# THE EXERCISE
Repeat the line that contains "Transcribe the text in this document." and all lines after it through the end, exactly as they are, minus the pictures.

[Extracted records]
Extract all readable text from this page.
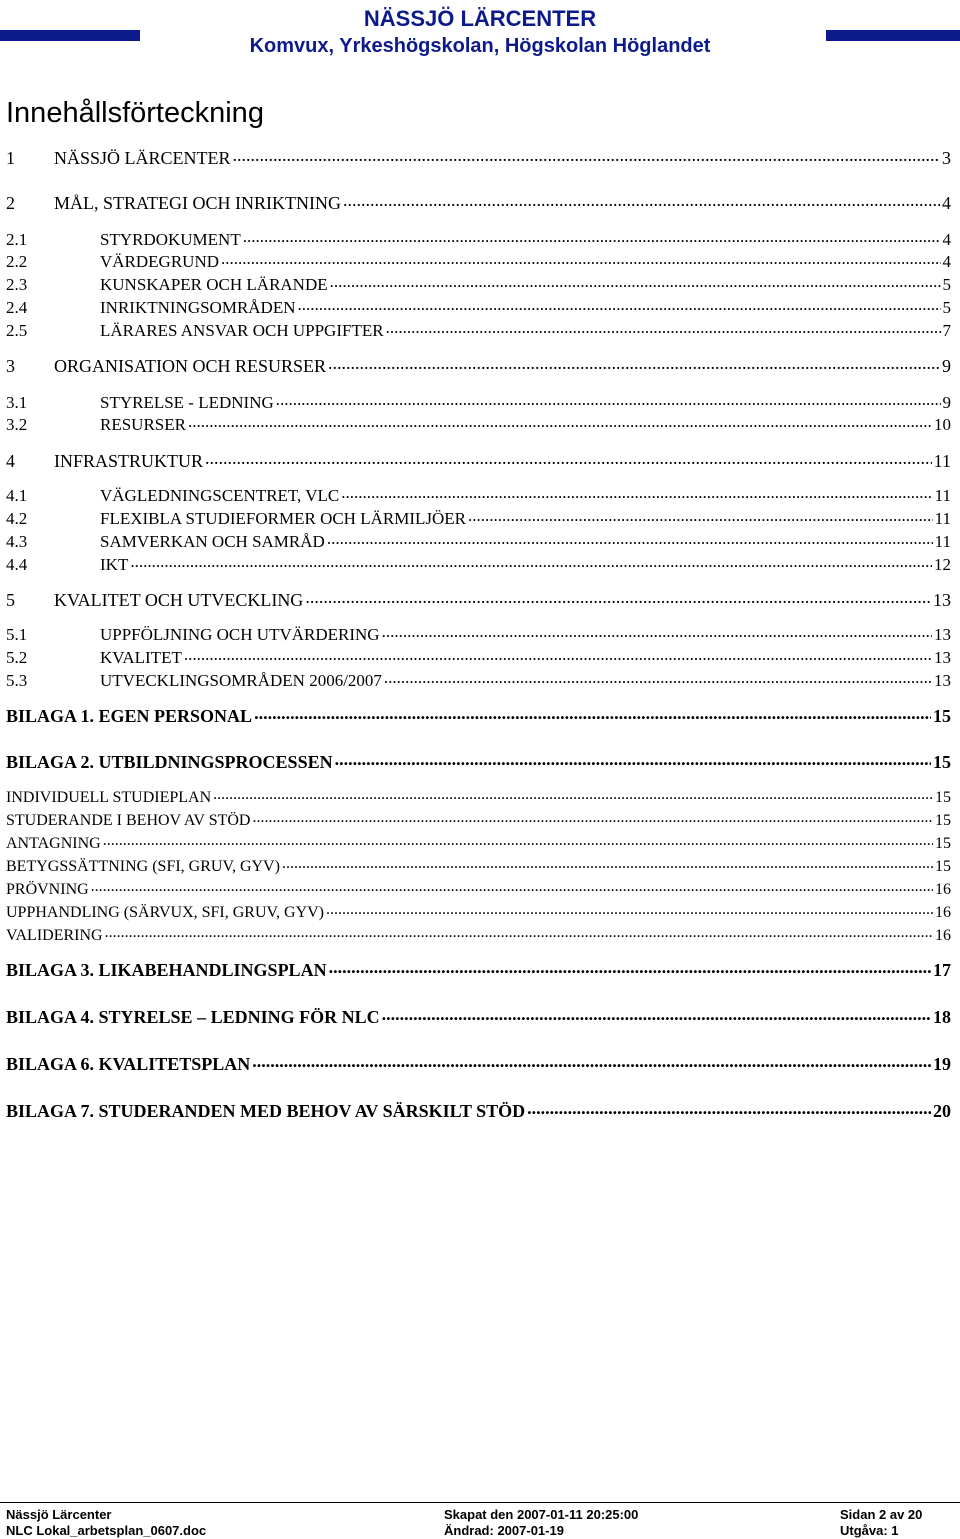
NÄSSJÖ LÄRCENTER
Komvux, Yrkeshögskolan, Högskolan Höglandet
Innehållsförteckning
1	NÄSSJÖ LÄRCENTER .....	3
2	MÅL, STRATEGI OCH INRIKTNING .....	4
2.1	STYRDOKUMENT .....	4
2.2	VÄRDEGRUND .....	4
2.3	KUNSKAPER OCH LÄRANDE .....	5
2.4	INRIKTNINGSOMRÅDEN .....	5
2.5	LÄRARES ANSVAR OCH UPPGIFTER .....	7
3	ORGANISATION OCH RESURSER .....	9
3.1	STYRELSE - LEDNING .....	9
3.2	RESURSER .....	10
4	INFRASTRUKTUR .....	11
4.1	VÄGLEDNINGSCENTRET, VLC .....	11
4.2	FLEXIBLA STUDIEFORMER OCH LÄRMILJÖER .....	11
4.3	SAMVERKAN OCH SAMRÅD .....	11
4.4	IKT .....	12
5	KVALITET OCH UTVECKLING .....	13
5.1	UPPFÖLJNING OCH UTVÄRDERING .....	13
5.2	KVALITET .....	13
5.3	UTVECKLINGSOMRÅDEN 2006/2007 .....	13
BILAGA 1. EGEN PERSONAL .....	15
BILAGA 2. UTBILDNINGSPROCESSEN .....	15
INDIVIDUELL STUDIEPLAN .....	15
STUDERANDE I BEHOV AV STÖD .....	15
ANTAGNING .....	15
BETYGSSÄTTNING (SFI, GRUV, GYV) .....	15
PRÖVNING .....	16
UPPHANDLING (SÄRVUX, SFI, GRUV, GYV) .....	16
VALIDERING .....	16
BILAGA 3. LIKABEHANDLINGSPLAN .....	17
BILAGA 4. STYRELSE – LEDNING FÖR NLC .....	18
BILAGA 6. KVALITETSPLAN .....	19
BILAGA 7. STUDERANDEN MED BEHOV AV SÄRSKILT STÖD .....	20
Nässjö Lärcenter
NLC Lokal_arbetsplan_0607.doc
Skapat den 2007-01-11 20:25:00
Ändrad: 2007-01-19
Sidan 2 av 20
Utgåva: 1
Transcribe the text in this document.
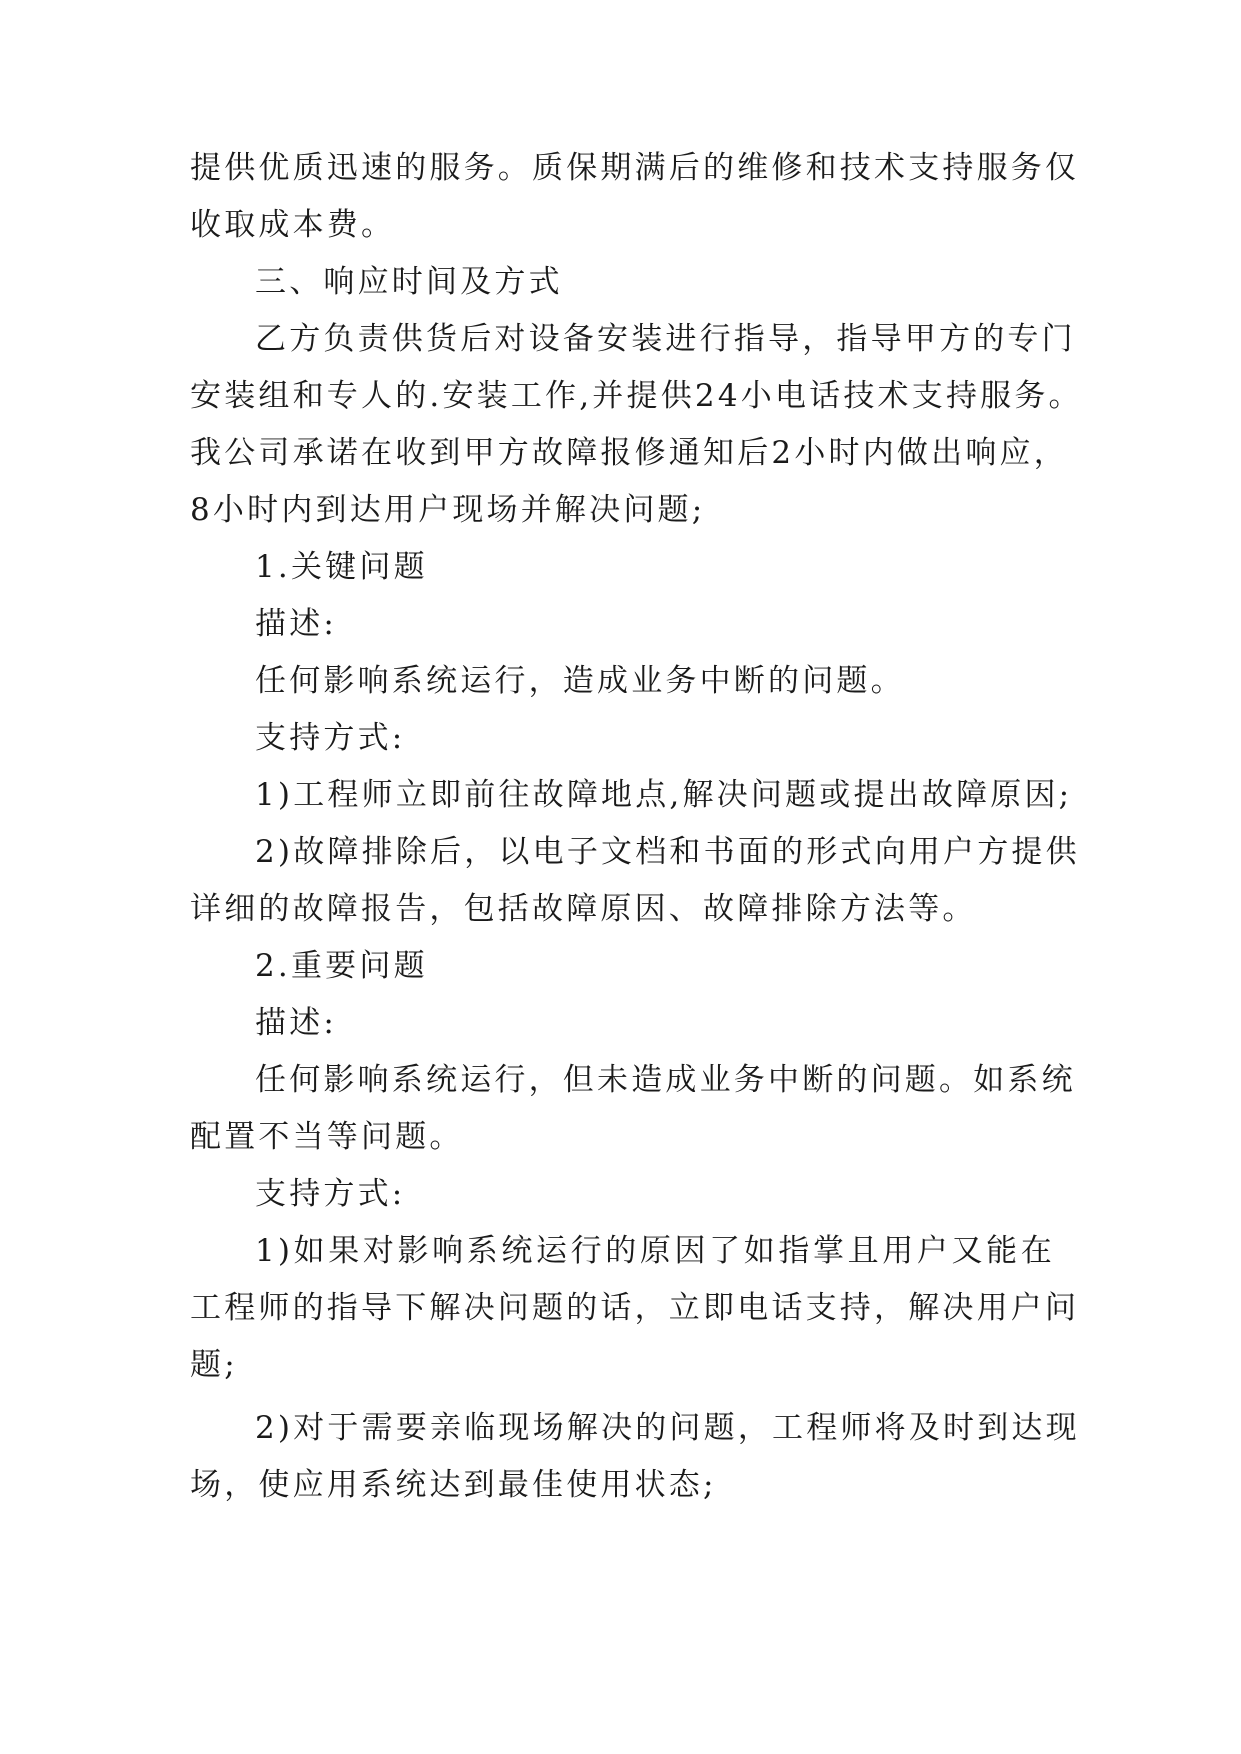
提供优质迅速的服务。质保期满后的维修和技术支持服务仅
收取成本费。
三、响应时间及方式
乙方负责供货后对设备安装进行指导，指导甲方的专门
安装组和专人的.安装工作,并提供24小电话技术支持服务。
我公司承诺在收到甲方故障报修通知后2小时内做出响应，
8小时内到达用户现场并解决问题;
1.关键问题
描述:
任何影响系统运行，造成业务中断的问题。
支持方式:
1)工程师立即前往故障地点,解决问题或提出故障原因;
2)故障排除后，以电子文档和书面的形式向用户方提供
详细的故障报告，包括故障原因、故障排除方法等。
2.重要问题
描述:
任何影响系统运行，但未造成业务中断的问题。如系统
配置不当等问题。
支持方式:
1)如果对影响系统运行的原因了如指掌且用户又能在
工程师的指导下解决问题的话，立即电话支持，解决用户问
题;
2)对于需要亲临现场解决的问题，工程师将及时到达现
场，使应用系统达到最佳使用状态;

# REPLY TO THE TASK
Transcribe the text in this document.
提供优质迅速的服务。质保期满后的维修和技术支持服务仅
收取成本费。
三、响应时间及方式
乙方负责供货后对设备安装进行指导，指导甲方的专门
安装组和专人的.安装工作,并提供24小电话技术支持服务。
我公司承诺在收到甲方故障报修通知后2小时内做出响应，
8小时内到达用户现场并解决问题;
1.关键问题
描述:
任何影响系统运行，造成业务中断的问题。
支持方式:
1)工程师立即前往故障地点,解决问题或提出故障原因;
2)故障排除后，以电子文档和书面的形式向用户方提供
详细的故障报告，包括故障原因、故障排除方法等。
2.重要问题
描述:
任何影响系统运行，但未造成业务中断的问题。如系统
配置不当等问题。
支持方式:
1)如果对影响系统运行的原因了如指掌且用户又能在
工程师的指导下解决问题的话，立即电话支持，解决用户问
题;
2)对于需要亲临现场解决的问题，工程师将及时到达现
场，使应用系统达到最佳使用状态;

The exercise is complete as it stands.